> _What is needed_: Copy every record exactly, and keep the pictures out.

> _Entries supplied_:
———

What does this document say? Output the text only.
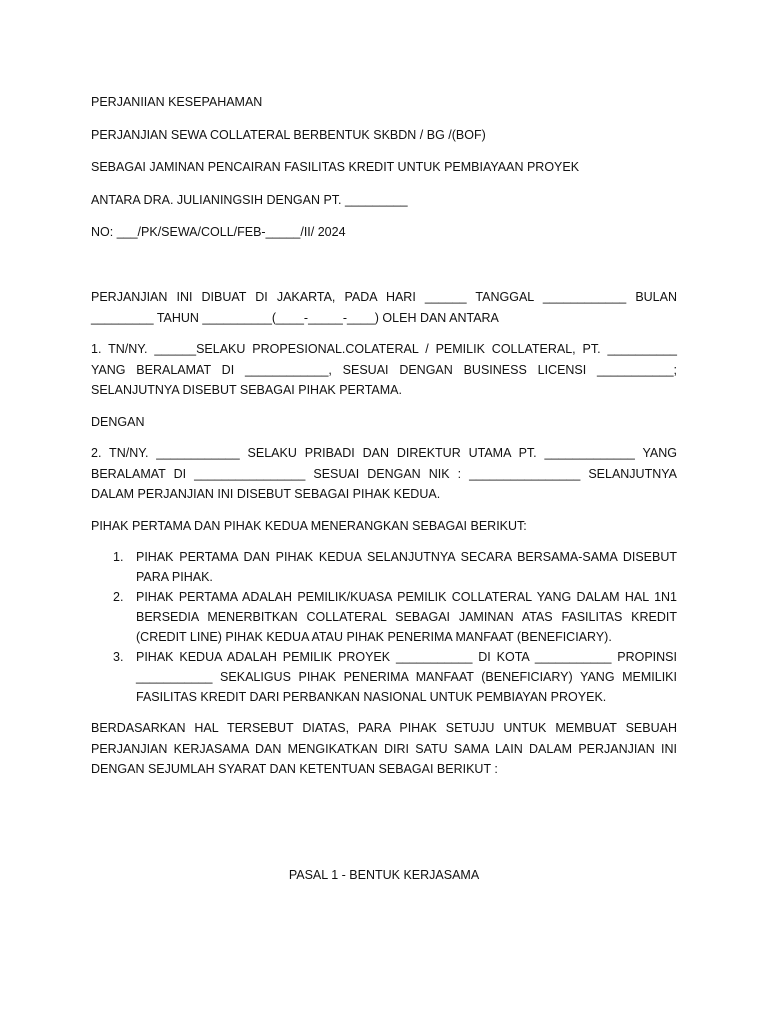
PERJANIIAN KESEPAHAMAN

PERJANJIAN SEWA COLLATERAL BERBENTUK SKBDN / BG /(BOF)

SEBAGAI JAMINAN PENCAIRAN FASILITAS KREDIT UNTUK PEMBIAYAAN PROYEK

ANTARA DRA. JULIANINGSIH DENGAN PT. _________

NO: ___/PK/SEWA/COLL/FEB-_____/II/ 2024

PERJANJIAN INI DIBUAT DI JAKARTA, PADA HARI ______ TANGGAL ____________ BULAN _________ TAHUN __________(____-_____-____) OLEH DAN ANTARA

1. TN/NY. ______SELAKU PROPESIONAL.COLATERAL / PEMILIK COLLATERAL, PT. __________ YANG BERALAMAT DI ____________, SESUAI DENGAN BUSINESS LICENSI ___________; SELANJUTNYA DISEBUT SEBAGAI PIHAK PERTAMA.

DENGAN

2. TN/NY. ____________ SELAKU PRIBADI DAN DIREKTUR UTAMA PT. _____________ YANG BERALAMAT DI ________________ SESUAI DENGAN NIK : ________________ SELANJUTNYA DALAM PERJANJIAN INI DISEBUT SEBAGAI PIHAK KEDUA.

PIHAK PERTAMA DAN PIHAK KEDUA MENERANGKAN SEBAGAI BERIKUT:

1. PIHAK PERTAMA DAN PIHAK KEDUA SELANJUTNYA SECARA BERSAMA-SAMA DISEBUT PARA PIHAK.
2. PIHAK PERTAMA ADALAH PEMILIK/KUASA PEMILIK COLLATERAL YANG DALAM HAL 1N1 BERSEDIA MENERBITKAN COLLATERAL SEBAGAI JAMINAN ATAS FASILITAS KREDIT (CREDIT LINE) PIHAK KEDUA ATAU PIHAK PENERIMA MANFAAT (BENEFICIARY).
3. PIHAK KEDUA ADALAH PEMILIK PROYEK ___________ DI KOTA ___________ PROPINSI ___________ SEKALIGUS PIHAK PENERIMA MANFAAT (BENEFICIARY) YANG MEMILIKI FASILITAS KREDIT DARI PERBANKAN NASIONAL UNTUK PEMBIAYAN PROYEK.

BERDASARKAN HAL TERSEBUT DIATAS, PARA PIHAK SETUJU UNTUK MEMBUAT SEBUAH PERJANJIAN KERJASAMA DAN MENGIKATKAN DIRI SATU SAMA LAIN DALAM PERJANJIAN INI DENGAN SEJUMLAH SYARAT DAN KETENTUAN SEBAGAI BERIKUT :

PASAL 1 - BENTUK KERJASAMA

———

> _Worked answer_:
What does this document say? Output the text only.
PERJANIIAN KESEPAHAMAN

PERJANJIAN SEWA COLLATERAL BERBENTUK SKBDN / BG /(BOF)

SEBAGAI JAMINAN PENCAIRAN FASILITAS KREDIT UNTUK PEMBIAYAAN PROYEK

ANTARA DRA. JULIANINGSIH DENGAN PT. _________

NO: ___/PK/SEWA/COLL/FEB-_____/II/ 2024

PERJANJIAN INI DIBUAT DI JAKARTA, PADA HARI ______ TANGGAL ____________ BULAN _________ TAHUN __________(____-_____-____) OLEH DAN ANTARA

1. TN/NY. ______SELAKU PROPESIONAL.COLATERAL / PEMILIK COLLATERAL, PT. __________ YANG BERALAMAT DI ____________, SESUAI DENGAN BUSINESS LICENSI ___________; SELANJUTNYA DISEBUT SEBAGAI PIHAK PERTAMA.

DENGAN

2. TN/NY. ____________ SELAKU PRIBADI DAN DIREKTUR UTAMA PT. _____________ YANG BERALAMAT DI ________________ SESUAI DENGAN NIK : ________________ SELANJUTNYA DALAM PERJANJIAN INI DISEBUT SEBAGAI PIHAK KEDUA.

PIHAK PERTAMA DAN PIHAK KEDUA MENERANGKAN SEBAGAI BERIKUT:

1. PIHAK PERTAMA DAN PIHAK KEDUA SELANJUTNYA SECARA BERSAMA-SAMA DISEBUT PARA PIHAK.
2. PIHAK PERTAMA ADALAH PEMILIK/KUASA PEMILIK COLLATERAL YANG DALAM HAL 1N1 BERSEDIA MENERBITKAN COLLATERAL SEBAGAI JAMINAN ATAS FASILITAS KREDIT (CREDIT LINE) PIHAK KEDUA ATAU PIHAK PENERIMA MANFAAT (BENEFICIARY).
3. PIHAK KEDUA ADALAH PEMILIK PROYEK ___________ DI KOTA ___________ PROPINSI ___________ SEKALIGUS PIHAK PENERIMA MANFAAT (BENEFICIARY) YANG MEMILIKI FASILITAS KREDIT DARI PERBANKAN NASIONAL UNTUK PEMBIAYAN PROYEK.

BERDASARKAN HAL TERSEBUT DIATAS, PARA PIHAK SETUJU UNTUK MEMBUAT SEBUAH PERJANJIAN KERJASAMA DAN MENGIKATKAN DIRI SATU SAMA LAIN DALAM PERJANJIAN INI DENGAN SEJUMLAH SYARAT DAN KETENTUAN SEBAGAI BERIKUT :

PASAL 1 - BENTUK KERJASAMA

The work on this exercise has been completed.